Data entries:
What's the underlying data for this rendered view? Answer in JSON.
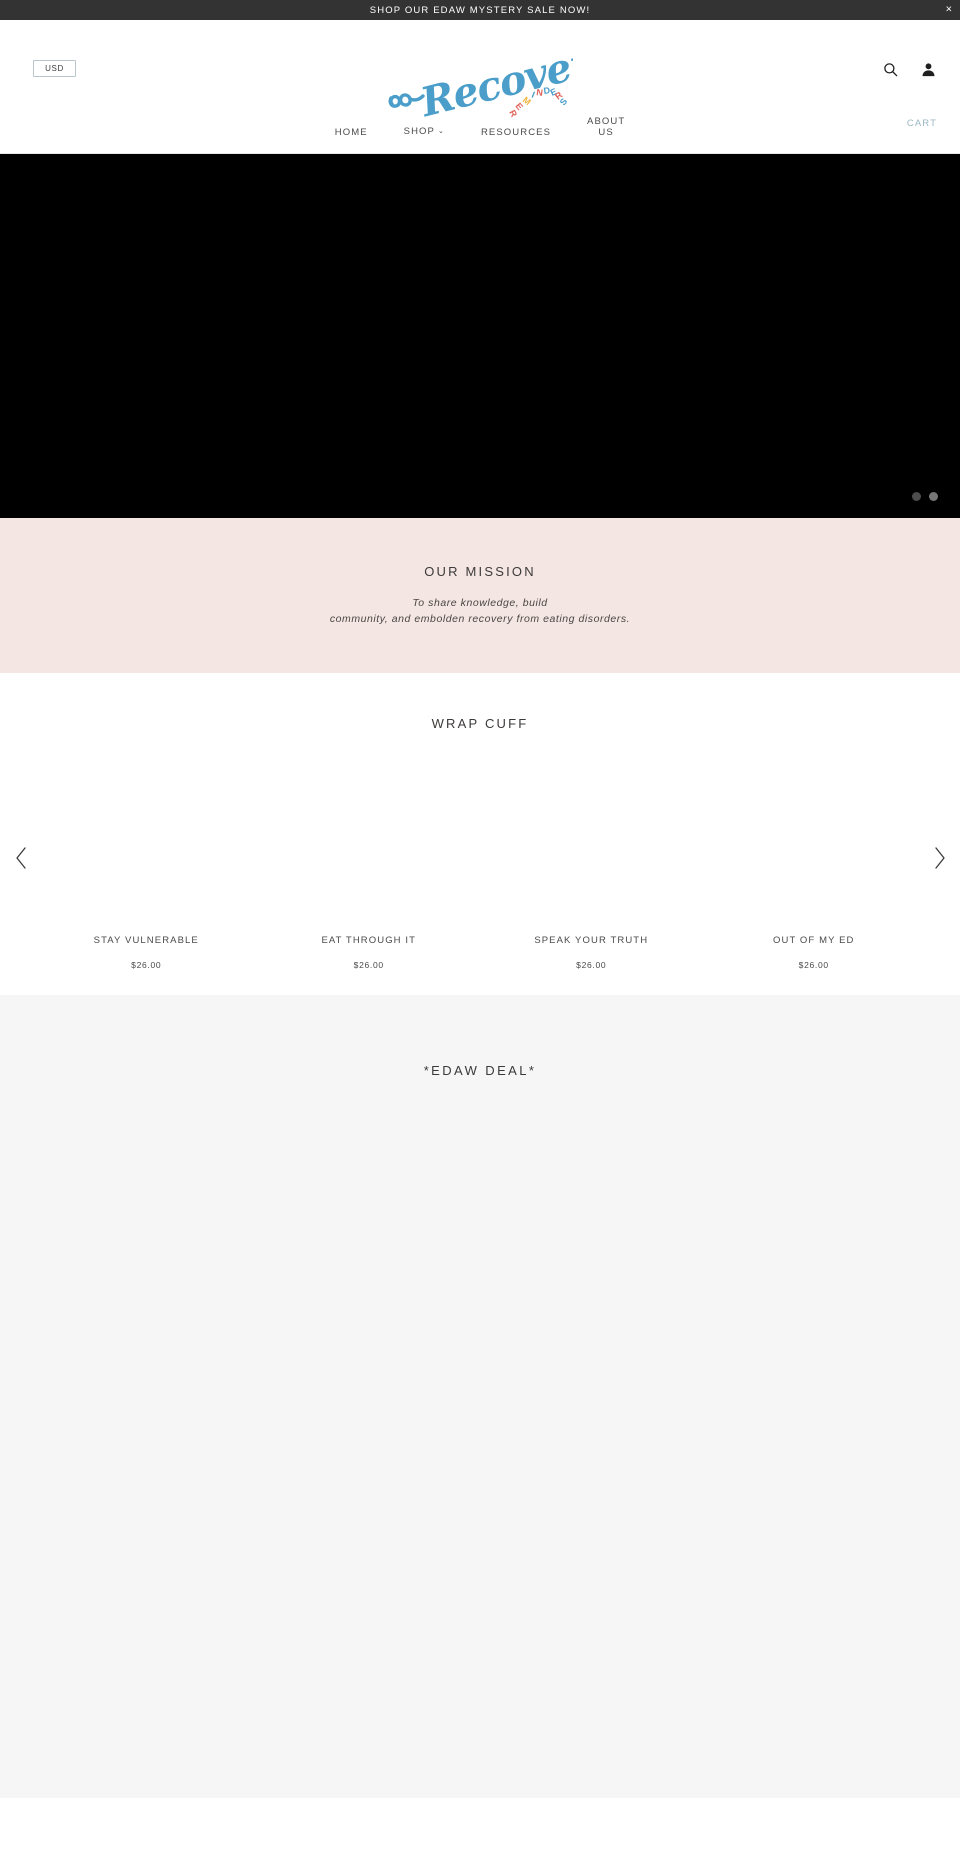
{
  "announcement": {
    "text": "SHOP OUR EDAW MYSTERY SALE NOW!",
    "close_label": "×"
  },
  "header": {
    "currency": {
      "selected": "USD",
      "options": [
        "USD"
      ]
    },
    "logo": {
      "script_text": "Recovery",
      "arc_text": "REMINDERS",
      "script_color": "#4a9ec9",
      "arc_letter_colors": [
        "#e0635a",
        "#e0635a",
        "#f0b43f",
        "#4a9ec9",
        "#e0635a",
        "#4a9ec9",
        "#4a9ec9",
        "#e0635a",
        "#4a9ec9"
      ]
    },
    "icons": {
      "search": "search-icon",
      "account": "user-icon"
    }
  },
  "nav": {
    "items": [
      {
        "label": "HOME",
        "has_dropdown": false
      },
      {
        "label": "SHOP",
        "has_dropdown": true,
        "caret": "⌄"
      },
      {
        "label": "RESOURCES",
        "has_dropdown": false
      },
      {
        "label": "ABOUT US",
        "has_dropdown": false,
        "line1": "ABOUT",
        "line2": "US"
      }
    ],
    "cart_label": "CART",
    "cart_color": "#9bb8c4"
  },
  "hero": {
    "background_color": "#000000",
    "slides": [
      {
        "index": 1,
        "active": false
      },
      {
        "index": 2,
        "active": true
      }
    ]
  },
  "mission": {
    "title": "OUR MISSION",
    "line1": "To share knowledge, build",
    "line2": "community, and embolden recovery from eating disorders.",
    "background_color": "#f4e6e3"
  },
  "products_section": {
    "title": "WRAP CUFF",
    "prev_arrow": "‹",
    "next_arrow": "›",
    "items": [
      {
        "title": "STAY VULNERABLE",
        "price": "$26.00"
      },
      {
        "title": "EAT THROUGH IT",
        "price": "$26.00"
      },
      {
        "title": "SPEAK YOUR TRUTH",
        "price": "$26.00"
      },
      {
        "title": "OUT OF MY ED",
        "price": "$26.00"
      }
    ]
  },
  "edaw_section": {
    "title": "*EDAW DEAL*",
    "background_color": "#f6f6f6"
  }
}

== Problem to work on ==
Leave out the pictures and restate everything else word for word.

== Exercise answer ==
What's the underlying data for this rendered view? Answer in JSON.
{
  "announcement": {
    "text": "SHOP OUR EDAW MYSTERY SALE NOW!",
    "close_label": "×"
  },
  "header": {
    "currency": {
      "selected": "USD",
      "options": [
        "USD"
      ]
    },
    "logo": {
      "script_text": "Recovery",
      "arc_text": "REMINDERS",
      "script_color": "#4a9ec9",
      "arc_letter_colors": [
        "#e0635a",
        "#e0635a",
        "#f0b43f",
        "#4a9ec9",
        "#e0635a",
        "#4a9ec9",
        "#4a9ec9",
        "#e0635a",
        "#4a9ec9"
      ]
    },
    "icons": {
      "search": "search-icon",
      "account": "user-icon"
    }
  },
  "nav": {
    "items": [
      {
        "label": "HOME",
        "has_dropdown": false
      },
      {
        "label": "SHOP",
        "has_dropdown": true,
        "caret": "⌄"
      },
      {
        "label": "RESOURCES",
        "has_dropdown": false
      },
      {
        "label": "ABOUT US",
        "has_dropdown": false,
        "line1": "ABOUT",
        "line2": "US"
      }
    ],
    "cart_label": "CART",
    "cart_color": "#9bb8c4"
  },
  "hero": {
    "background_color": "#000000",
    "slides": [
      {
        "index": 1,
        "active": false
      },
      {
        "index": 2,
        "active": true
      }
    ]
  },
  "mission": {
    "title": "OUR MISSION",
    "line1": "To share knowledge, build",
    "line2": "community, and embolden recovery from eating disorders.",
    "background_color": "#f4e6e3"
  },
  "products_section": {
    "title": "WRAP CUFF",
    "prev_arrow": "‹",
    "next_arrow": "›",
    "items": [
      {
        "title": "STAY VULNERABLE",
        "price": "$26.00"
      },
      {
        "title": "EAT THROUGH IT",
        "price": "$26.00"
      },
      {
        "title": "SPEAK YOUR TRUTH",
        "price": "$26.00"
      },
      {
        "title": "OUT OF MY ED",
        "price": "$26.00"
      }
    ]
  },
  "edaw_section": {
    "title": "*EDAW DEAL*",
    "background_color": "#f6f6f6"
  }
}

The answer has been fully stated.